**Task objective**
Return every record below exactly as written, omitting any pictures.

**Data for processing**
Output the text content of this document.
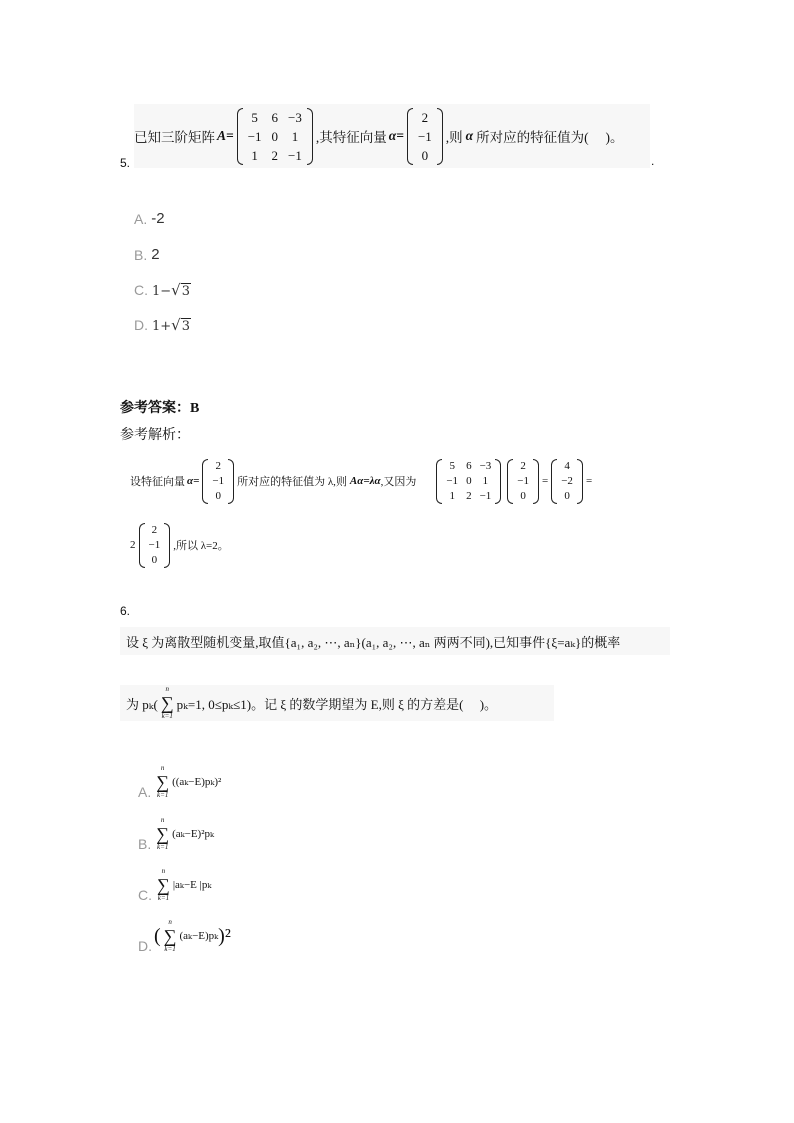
5.
已知三阶矩阵 A=
5	6	−3
−1	0	1
1	2	−1
,其特征向量 α=
2
−1
0
,则 α 所对应的特征值为(　 )。
.
A. -2
B. 2
C. 1− √ 3
D. 1+ √ 3
参考答案：B
参考解析：
设特征向量 α=
2
−1
0
所对应的特征值为 λ,则 Aα=λα ,又因为
5	6	−3
−1	0	1
1	2	−1
2
−1
0
=
4
−2
0
=
2
2
−1
0
,所以 λ=2。
6.
设 ξ 为离散型随机变量,取值{a₁, a₂, ⋯, aₙ}(a₁, a₂, ⋯, aₙ 两两不同),已知事件{ξ=aₖ}的概率
为 pₖ(
n
∑
k=1
pₖ=1, 0≤pₖ≤1)。记 ξ 的数学期望为 E,则 ξ 的方差是(　 )。
A.
n
∑
k=1
((aₖ−E)pₖ)²
B.
n
∑
k=1
(aₖ−E)²pₖ
C.
n
∑
k=1
|aₖ−E |pₖ
D. (
n
∑
k=1
(aₖ−E)pₖ )²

**The result**
Output the text content of this document.
5.
已知三阶矩阵 A=
5	6	−3
−1	0	1
1	2	−1
,其特征向量 α=
2
−1
0
,则 α 所对应的特征值为(　 )。
.
A. -2
B. 2
C. 1− √ 3
D. 1+ √ 3
参考答案：B
参考解析：
设特征向量 α=
2
−1
0
所对应的特征值为 λ,则 Aα=λα ,又因为
5	6	−3
−1	0	1
1	2	−1
2
−1
0
=
4
−2
0
=
2
2
−1
0
,所以 λ=2。
6.
设 ξ 为离散型随机变量,取值{a₁, a₂, ⋯, aₙ}(a₁, a₂, ⋯, aₙ 两两不同),已知事件{ξ=aₖ}的概率
为 pₖ(
n
∑
k=1
pₖ=1, 0≤pₖ≤1)。记 ξ 的数学期望为 E,则 ξ 的方差是(　 )。
A.
n
∑
k=1
((aₖ−E)pₖ)²
B.
n
∑
k=1
(aₖ−E)²pₖ
C.
n
∑
k=1
|aₖ−E |pₖ
D. (
n
∑
k=1
(aₖ−E)pₖ )²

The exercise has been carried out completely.